***** STORED RECORDS

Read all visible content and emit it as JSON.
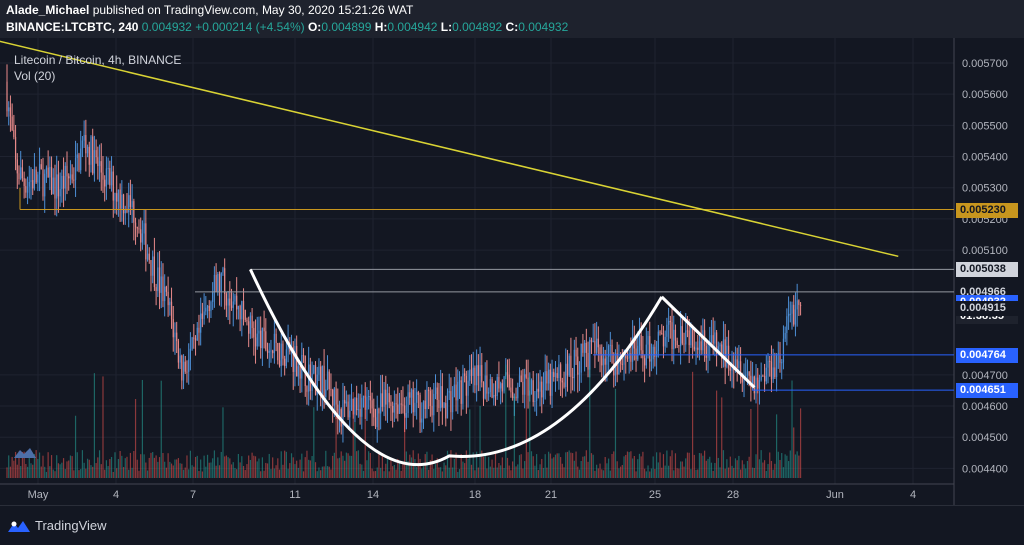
{
  "header": {
    "author": "Alade_Michael",
    "published_text": "published on TradingView.com, May 30, 2020 15:21:26 WAT",
    "symbol_line": "BINANCE:LTCBTC, 240",
    "price": "0.004932",
    "change": "+0.000214 (+4.54%)",
    "o_label": "O:",
    "o_value": "0.004899",
    "h_label": "H:",
    "h_value": "0.004942",
    "l_label": "L:",
    "l_value": "0.004892",
    "c_label": "C:",
    "c_value": "0.004932"
  },
  "legend": {
    "pair": "Litecoin / Bitcoin, 4h, BINANCE",
    "volume": "Vol (20)"
  },
  "footer": {
    "brand": "TradingView"
  },
  "colors": {
    "background": "#131722",
    "up": "#4d8fd6",
    "down": "#e88a8a",
    "trendline": "#d9d334",
    "resistance": "#c8961e",
    "support_blue": "#2962ff",
    "level_grey": "#787b86"
  },
  "chart_data": {
    "type": "candlestick",
    "title": "Litecoin / Bitcoin, 4h, BINANCE",
    "ylim": [
      0.00435,
      0.00578
    ],
    "y_ticks": [
      "0.005700",
      "0.005600",
      "0.005500",
      "0.005400",
      "0.005300",
      "0.005200",
      "0.005100",
      "0.004700",
      "0.004600",
      "0.004500",
      "0.004400"
    ],
    "x_ticks": [
      "May",
      "4",
      "7",
      "11",
      "14",
      "18",
      "21",
      "25",
      "28",
      "Jun",
      "4"
    ],
    "price_labels": [
      {
        "text": "0.005230",
        "value": 0.00523,
        "style": "gold"
      },
      {
        "text": "0.005038",
        "value": 0.005038,
        "style": "grey"
      },
      {
        "text": "0.004966",
        "value": 0.004966,
        "style": "plain"
      },
      {
        "text": "0.004932",
        "value": 0.004932,
        "style": "blue"
      },
      {
        "text": "01:38:35",
        "value": 0.00489,
        "style": "dark"
      },
      {
        "text": "0.004915",
        "value": 0.004915,
        "style": "plain"
      },
      {
        "text": "0.004764",
        "value": 0.004764,
        "style": "blue"
      },
      {
        "text": "0.004651",
        "value": 0.004651,
        "style": "blue"
      }
    ],
    "close_path": [
      [
        0,
        0.0056
      ],
      [
        5,
        0.00537
      ],
      [
        10,
        0.00532
      ],
      [
        20,
        0.00533
      ],
      [
        30,
        0.0053
      ],
      [
        40,
        0.00536
      ],
      [
        45,
        0.00545
      ],
      [
        55,
        0.00535
      ],
      [
        65,
        0.00528
      ],
      [
        75,
        0.00522
      ],
      [
        85,
        0.00505
      ],
      [
        95,
        0.0049
      ],
      [
        102,
        0.00472
      ],
      [
        110,
        0.00478
      ],
      [
        118,
        0.00495
      ],
      [
        125,
        0.005
      ],
      [
        135,
        0.00492
      ],
      [
        145,
        0.00482
      ],
      [
        155,
        0.00478
      ],
      [
        165,
        0.00478
      ],
      [
        175,
        0.0047
      ],
      [
        185,
        0.00468
      ],
      [
        195,
        0.00458
      ],
      [
        205,
        0.00462
      ],
      [
        215,
        0.00458
      ],
      [
        225,
        0.00462
      ],
      [
        235,
        0.0046
      ],
      [
        242,
        0.0046
      ],
      [
        250,
        0.00462
      ],
      [
        255,
        0.00461
      ],
      [
        265,
        0.00466
      ],
      [
        275,
        0.00468
      ],
      [
        285,
        0.00467
      ],
      [
        295,
        0.00466
      ],
      [
        305,
        0.00467
      ],
      [
        315,
        0.00466
      ],
      [
        325,
        0.0047
      ],
      [
        335,
        0.00476
      ],
      [
        345,
        0.00478
      ],
      [
        355,
        0.00475
      ],
      [
        365,
        0.00477
      ],
      [
        375,
        0.00478
      ],
      [
        385,
        0.00482
      ],
      [
        395,
        0.00485
      ],
      [
        402,
        0.00483
      ],
      [
        410,
        0.0048
      ],
      [
        420,
        0.00476
      ],
      [
        425,
        0.00477
      ],
      [
        432,
        0.0047
      ],
      [
        438,
        0.00468
      ],
      [
        445,
        0.00473
      ],
      [
        452,
        0.00477
      ],
      [
        457,
        0.0049
      ],
      [
        463,
        0.00493
      ]
    ],
    "series": [
      {
        "name": "Volume",
        "color_up": "#26a69a",
        "color_down": "#ef5350"
      }
    ],
    "overlays": [
      {
        "name": "descending trendline",
        "from": [
          -20,
          0.00579
        ],
        "to": [
          520,
          0.00508
        ]
      },
      {
        "name": "resistance 0.005230",
        "value": 0.00523
      },
      {
        "name": "level 0.005038",
        "value": 0.005038
      },
      {
        "name": "level 0.004966",
        "value": 0.004966
      },
      {
        "name": "level 0.004764",
        "value": 0.004764
      },
      {
        "name": "level 0.004651",
        "value": 0.004651
      },
      {
        "name": "cup-and-handle pattern"
      }
    ]
  }
}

**********

EXERCISE -
Copy out every line holding the string "resistance".

ANSWER TO THIS PROBLEM -
    "resistance": "#c8961e",
        "name": "resistance 0.005230",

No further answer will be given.